Source data
☆ ☆ ☆ ☆

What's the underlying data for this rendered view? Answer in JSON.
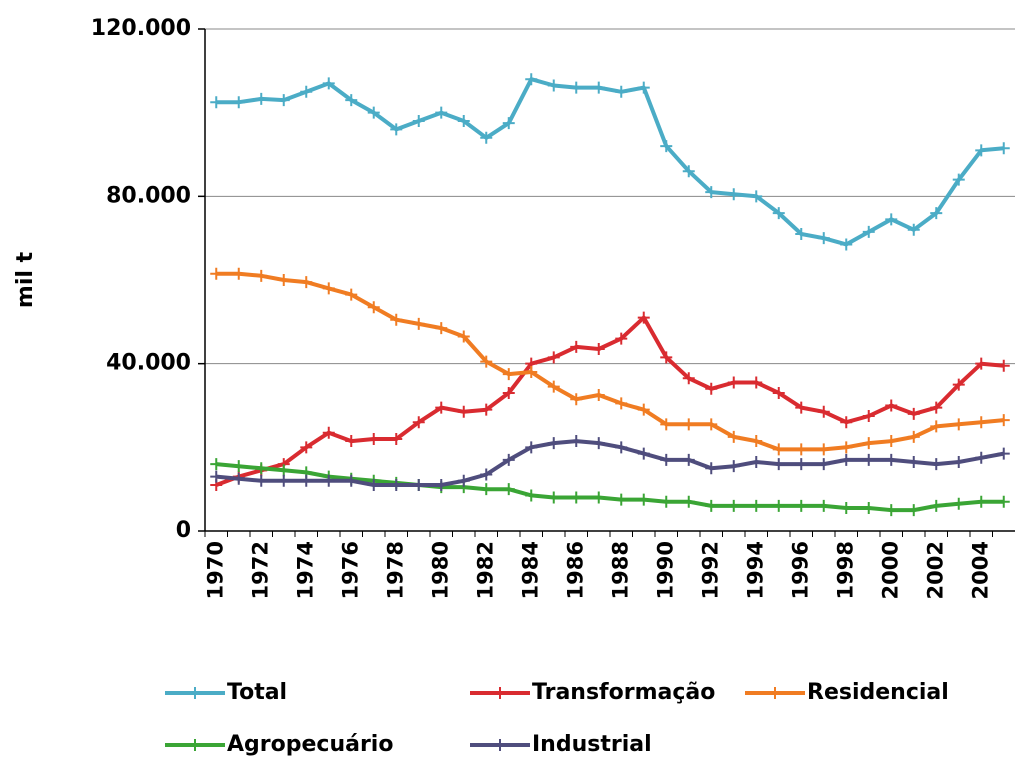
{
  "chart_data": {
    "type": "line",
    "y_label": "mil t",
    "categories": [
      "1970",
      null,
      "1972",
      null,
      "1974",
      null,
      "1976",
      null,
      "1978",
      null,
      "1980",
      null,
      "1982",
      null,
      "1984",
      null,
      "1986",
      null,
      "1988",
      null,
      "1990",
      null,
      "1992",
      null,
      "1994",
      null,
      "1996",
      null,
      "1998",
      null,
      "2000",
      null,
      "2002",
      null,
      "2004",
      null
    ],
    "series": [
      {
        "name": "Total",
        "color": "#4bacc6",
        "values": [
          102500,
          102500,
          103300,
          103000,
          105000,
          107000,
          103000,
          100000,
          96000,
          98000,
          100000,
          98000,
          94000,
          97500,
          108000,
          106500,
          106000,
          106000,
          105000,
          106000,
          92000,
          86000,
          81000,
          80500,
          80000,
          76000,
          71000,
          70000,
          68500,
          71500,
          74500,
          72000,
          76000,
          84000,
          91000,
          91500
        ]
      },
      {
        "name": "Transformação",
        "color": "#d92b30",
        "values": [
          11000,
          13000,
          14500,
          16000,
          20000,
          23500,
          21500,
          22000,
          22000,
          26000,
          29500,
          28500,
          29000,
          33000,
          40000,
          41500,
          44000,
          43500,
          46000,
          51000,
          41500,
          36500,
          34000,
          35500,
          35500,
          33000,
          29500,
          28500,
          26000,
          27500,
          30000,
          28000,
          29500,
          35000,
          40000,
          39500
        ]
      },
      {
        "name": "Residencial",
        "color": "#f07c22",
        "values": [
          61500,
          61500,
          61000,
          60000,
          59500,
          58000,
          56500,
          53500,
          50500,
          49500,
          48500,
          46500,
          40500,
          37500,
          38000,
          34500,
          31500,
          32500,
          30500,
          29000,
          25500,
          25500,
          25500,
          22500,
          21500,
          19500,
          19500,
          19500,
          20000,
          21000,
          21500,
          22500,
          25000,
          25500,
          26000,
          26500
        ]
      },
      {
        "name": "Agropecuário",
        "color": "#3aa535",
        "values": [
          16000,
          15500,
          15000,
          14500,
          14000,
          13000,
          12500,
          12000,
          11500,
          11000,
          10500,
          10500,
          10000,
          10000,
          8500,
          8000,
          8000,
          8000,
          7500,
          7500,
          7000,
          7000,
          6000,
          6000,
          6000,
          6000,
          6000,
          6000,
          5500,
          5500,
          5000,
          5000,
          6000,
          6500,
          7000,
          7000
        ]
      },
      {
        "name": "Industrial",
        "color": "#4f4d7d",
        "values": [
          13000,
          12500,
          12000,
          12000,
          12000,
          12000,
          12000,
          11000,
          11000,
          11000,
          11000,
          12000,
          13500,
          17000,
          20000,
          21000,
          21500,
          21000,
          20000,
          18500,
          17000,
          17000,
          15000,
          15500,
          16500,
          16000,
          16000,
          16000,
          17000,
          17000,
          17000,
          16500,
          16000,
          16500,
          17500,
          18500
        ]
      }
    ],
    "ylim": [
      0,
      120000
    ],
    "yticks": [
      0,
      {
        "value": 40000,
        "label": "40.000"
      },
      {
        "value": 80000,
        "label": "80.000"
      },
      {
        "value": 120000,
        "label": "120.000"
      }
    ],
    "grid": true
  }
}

☆ ☆ ☆ ☆

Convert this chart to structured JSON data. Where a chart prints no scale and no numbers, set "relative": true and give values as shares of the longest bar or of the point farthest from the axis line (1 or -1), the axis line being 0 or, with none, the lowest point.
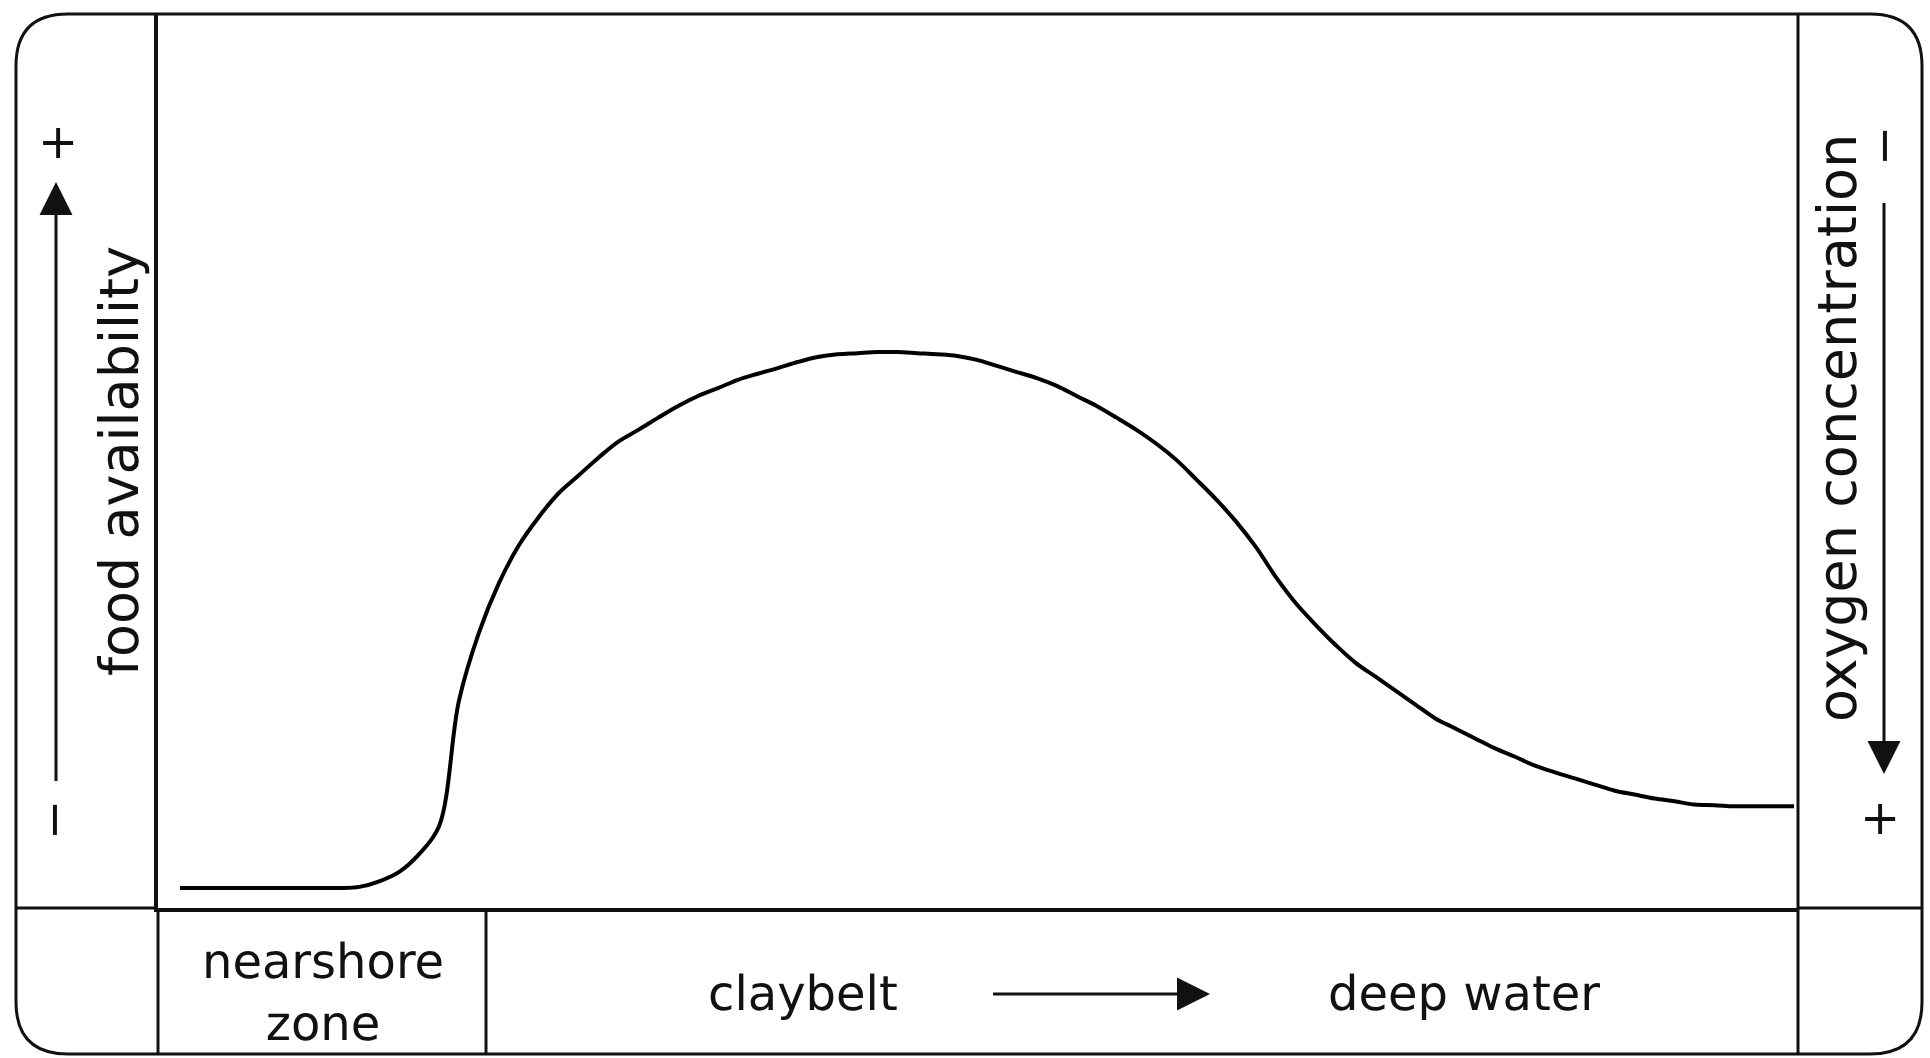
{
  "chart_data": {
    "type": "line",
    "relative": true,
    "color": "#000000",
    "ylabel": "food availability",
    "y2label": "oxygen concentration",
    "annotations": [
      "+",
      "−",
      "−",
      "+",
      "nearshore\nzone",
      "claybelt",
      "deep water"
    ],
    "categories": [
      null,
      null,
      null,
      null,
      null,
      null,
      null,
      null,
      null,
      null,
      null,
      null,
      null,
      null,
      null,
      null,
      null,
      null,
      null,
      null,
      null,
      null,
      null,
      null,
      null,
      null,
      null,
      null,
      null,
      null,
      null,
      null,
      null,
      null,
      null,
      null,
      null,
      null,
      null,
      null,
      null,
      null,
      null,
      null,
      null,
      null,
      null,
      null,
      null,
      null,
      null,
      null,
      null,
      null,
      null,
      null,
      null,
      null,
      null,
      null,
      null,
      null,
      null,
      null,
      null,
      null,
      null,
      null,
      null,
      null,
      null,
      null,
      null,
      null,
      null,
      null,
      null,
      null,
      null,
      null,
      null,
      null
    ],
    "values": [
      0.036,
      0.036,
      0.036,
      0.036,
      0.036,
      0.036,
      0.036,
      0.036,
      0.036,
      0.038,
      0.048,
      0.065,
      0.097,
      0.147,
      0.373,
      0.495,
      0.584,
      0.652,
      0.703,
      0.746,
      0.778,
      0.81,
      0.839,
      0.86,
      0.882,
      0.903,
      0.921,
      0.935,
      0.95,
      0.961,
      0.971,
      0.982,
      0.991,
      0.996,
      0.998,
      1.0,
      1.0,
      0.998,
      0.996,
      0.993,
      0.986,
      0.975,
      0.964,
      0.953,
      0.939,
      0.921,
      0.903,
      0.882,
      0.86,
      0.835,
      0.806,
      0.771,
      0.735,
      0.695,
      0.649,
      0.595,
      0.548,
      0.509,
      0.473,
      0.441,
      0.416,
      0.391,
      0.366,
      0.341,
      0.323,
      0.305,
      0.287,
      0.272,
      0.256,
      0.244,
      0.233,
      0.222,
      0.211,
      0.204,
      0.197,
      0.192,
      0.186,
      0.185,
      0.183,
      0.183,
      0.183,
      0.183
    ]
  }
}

☆ ☆ ☆ ☆

**What you should do:**
Working from the listing above, pick out every line that has "JSON" and copy it.

**Solution below:**
What's the underlying data for this rendered view? Answer in JSON.
Convert this chart to structured JSON data. Where a chart prints no scale and no numbers, set "relative": true and give values as shares of the longest bar or of the point farthest from the axis line (1 or -1), the axis line being 0 or, with none, the lowest point.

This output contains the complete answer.